* TO DO *
Retype the records below exactly as they appear, but leave out any pictures.
— START —
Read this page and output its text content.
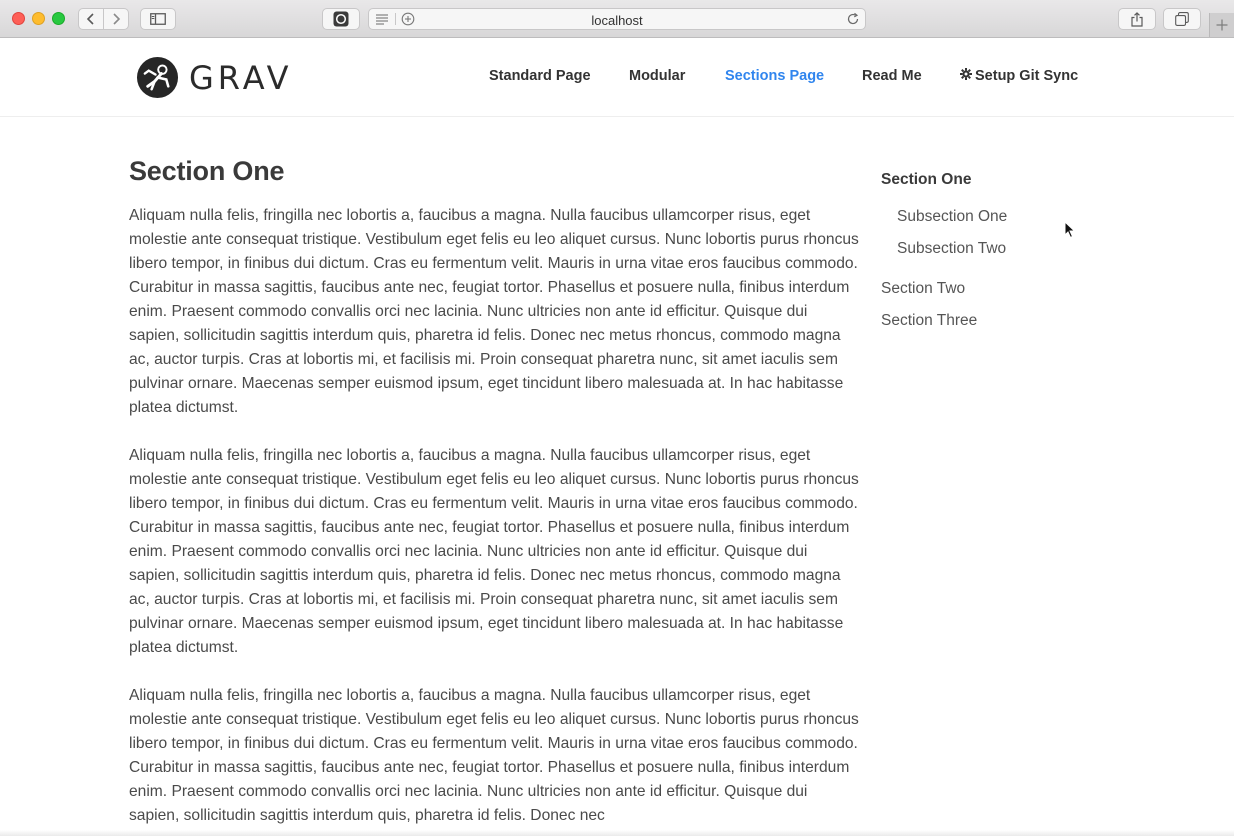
localhost
GRAV	Standard Page	Modular	Sections Page	Read Me	Setup Git Sync
Section One

Aliquam nulla felis, fringilla nec lobortis a, faucibus a magna. Nulla faucibus ullamcorper risus, eget molestie ante consequat tristique. Vestibulum eget felis eu leo aliquet cursus. Nunc lobortis purus rhoncus libero tempor, in finibus dui dictum. Cras eu fermentum velit. Mauris in urna vitae eros faucibus commodo. Curabitur in massa sagittis, faucibus ante nec, feugiat tortor. Phasellus et posuere nulla, finibus interdum enim. Praesent commodo convallis orci nec lacinia. Nunc ultricies non ante id efficitur. Quisque dui sapien, sollicitudin sagittis interdum quis, pharetra id felis. Donec nec metus rhoncus, commodo magna ac, auctor turpis. Cras at lobortis mi, et facilisis mi. Proin consequat pharetra nunc, sit amet iaculis sem pulvinar ornare. Maecenas semper euismod ipsum, eget tincidunt libero malesuada at. In hac habitasse platea dictumst.

Aliquam nulla felis, fringilla nec lobortis a, faucibus a magna. Nulla faucibus ullamcorper risus, eget molestie ante consequat tristique. Vestibulum eget felis eu leo aliquet cursus. Nunc lobortis purus rhoncus libero tempor, in finibus dui dictum. Cras eu fermentum velit. Mauris in urna vitae eros faucibus commodo. Curabitur in massa sagittis, faucibus ante nec, feugiat tortor. Phasellus et posuere nulla, finibus interdum enim. Praesent commodo convallis orci nec lacinia. Nunc ultricies non ante id efficitur. Quisque dui sapien, sollicitudin sagittis interdum quis, pharetra id felis. Donec nec metus rhoncus, commodo magna ac, auctor turpis. Cras at lobortis mi, et facilisis mi. Proin consequat pharetra nunc, sit amet iaculis sem pulvinar ornare. Maecenas semper euismod ipsum, eget tincidunt libero malesuada at. In hac habitasse platea dictumst.

Aliquam nulla felis, fringilla nec lobortis a, faucibus a magna. Nulla faucibus ullamcorper risus, eget molestie ante consequat tristique. Vestibulum eget felis eu leo aliquet cursus. Nunc lobortis purus rhoncus libero tempor, in finibus dui dictum. Cras eu fermentum velit. Mauris in urna vitae eros faucibus commodo. Curabitur in massa sagittis, faucibus ante nec, feugiat tortor. Phasellus et posuere nulla, finibus interdum enim. Praesent commodo convallis orci nec lacinia. Nunc ultricies non ante id efficitur. Quisque dui sapien, sollicitudin sagittis interdum quis, pharetra id felis. Donec nec

Section One
Subsection One
Subsection Two
Section Two
Section Three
— END —
* IN RESPONSE *
Read this page and output its text content.
localhost
GRAV	Standard Page	Modular	Sections Page	Read Me	Setup Git Sync
Section One

Aliquam nulla felis, fringilla nec lobortis a, faucibus a magna. Nulla faucibus ullamcorper risus, eget molestie ante consequat tristique. Vestibulum eget felis eu leo aliquet cursus. Nunc lobortis purus rhoncus libero tempor, in finibus dui dictum. Cras eu fermentum velit. Mauris in urna vitae eros faucibus commodo. Curabitur in massa sagittis, faucibus ante nec, feugiat tortor. Phasellus et posuere nulla, finibus interdum enim. Praesent commodo convallis orci nec lacinia. Nunc ultricies non ante id efficitur. Quisque dui sapien, sollicitudin sagittis interdum quis, pharetra id felis. Donec nec metus rhoncus, commodo magna ac, auctor turpis. Cras at lobortis mi, et facilisis mi. Proin consequat pharetra nunc, sit amet iaculis sem pulvinar ornare. Maecenas semper euismod ipsum, eget tincidunt libero malesuada at. In hac habitasse platea dictumst.

Aliquam nulla felis, fringilla nec lobortis a, faucibus a magna. Nulla faucibus ullamcorper risus, eget molestie ante consequat tristique. Vestibulum eget felis eu leo aliquet cursus. Nunc lobortis purus rhoncus libero tempor, in finibus dui dictum. Cras eu fermentum velit. Mauris in urna vitae eros faucibus commodo. Curabitur in massa sagittis, faucibus ante nec, feugiat tortor. Phasellus et posuere nulla, finibus interdum enim. Praesent commodo convallis orci nec lacinia. Nunc ultricies non ante id efficitur. Quisque dui sapien, sollicitudin sagittis interdum quis, pharetra id felis. Donec nec metus rhoncus, commodo magna ac, auctor turpis. Cras at lobortis mi, et facilisis mi. Proin consequat pharetra nunc, sit amet iaculis sem pulvinar ornare. Maecenas semper euismod ipsum, eget tincidunt libero malesuada at. In hac habitasse platea dictumst.

Aliquam nulla felis, fringilla nec lobortis a, faucibus a magna. Nulla faucibus ullamcorper risus, eget molestie ante consequat tristique. Vestibulum eget felis eu leo aliquet cursus. Nunc lobortis purus rhoncus libero tempor, in finibus dui dictum. Cras eu fermentum velit. Mauris in urna vitae eros faucibus commodo. Curabitur in massa sagittis, faucibus ante nec, feugiat tortor. Phasellus et posuere nulla, finibus interdum enim. Praesent commodo convallis orci nec lacinia. Nunc ultricies non ante id efficitur. Quisque dui sapien, sollicitudin sagittis interdum quis, pharetra id felis. Donec nec

Section One
Subsection One
Subsection Two
Section Two
Section Three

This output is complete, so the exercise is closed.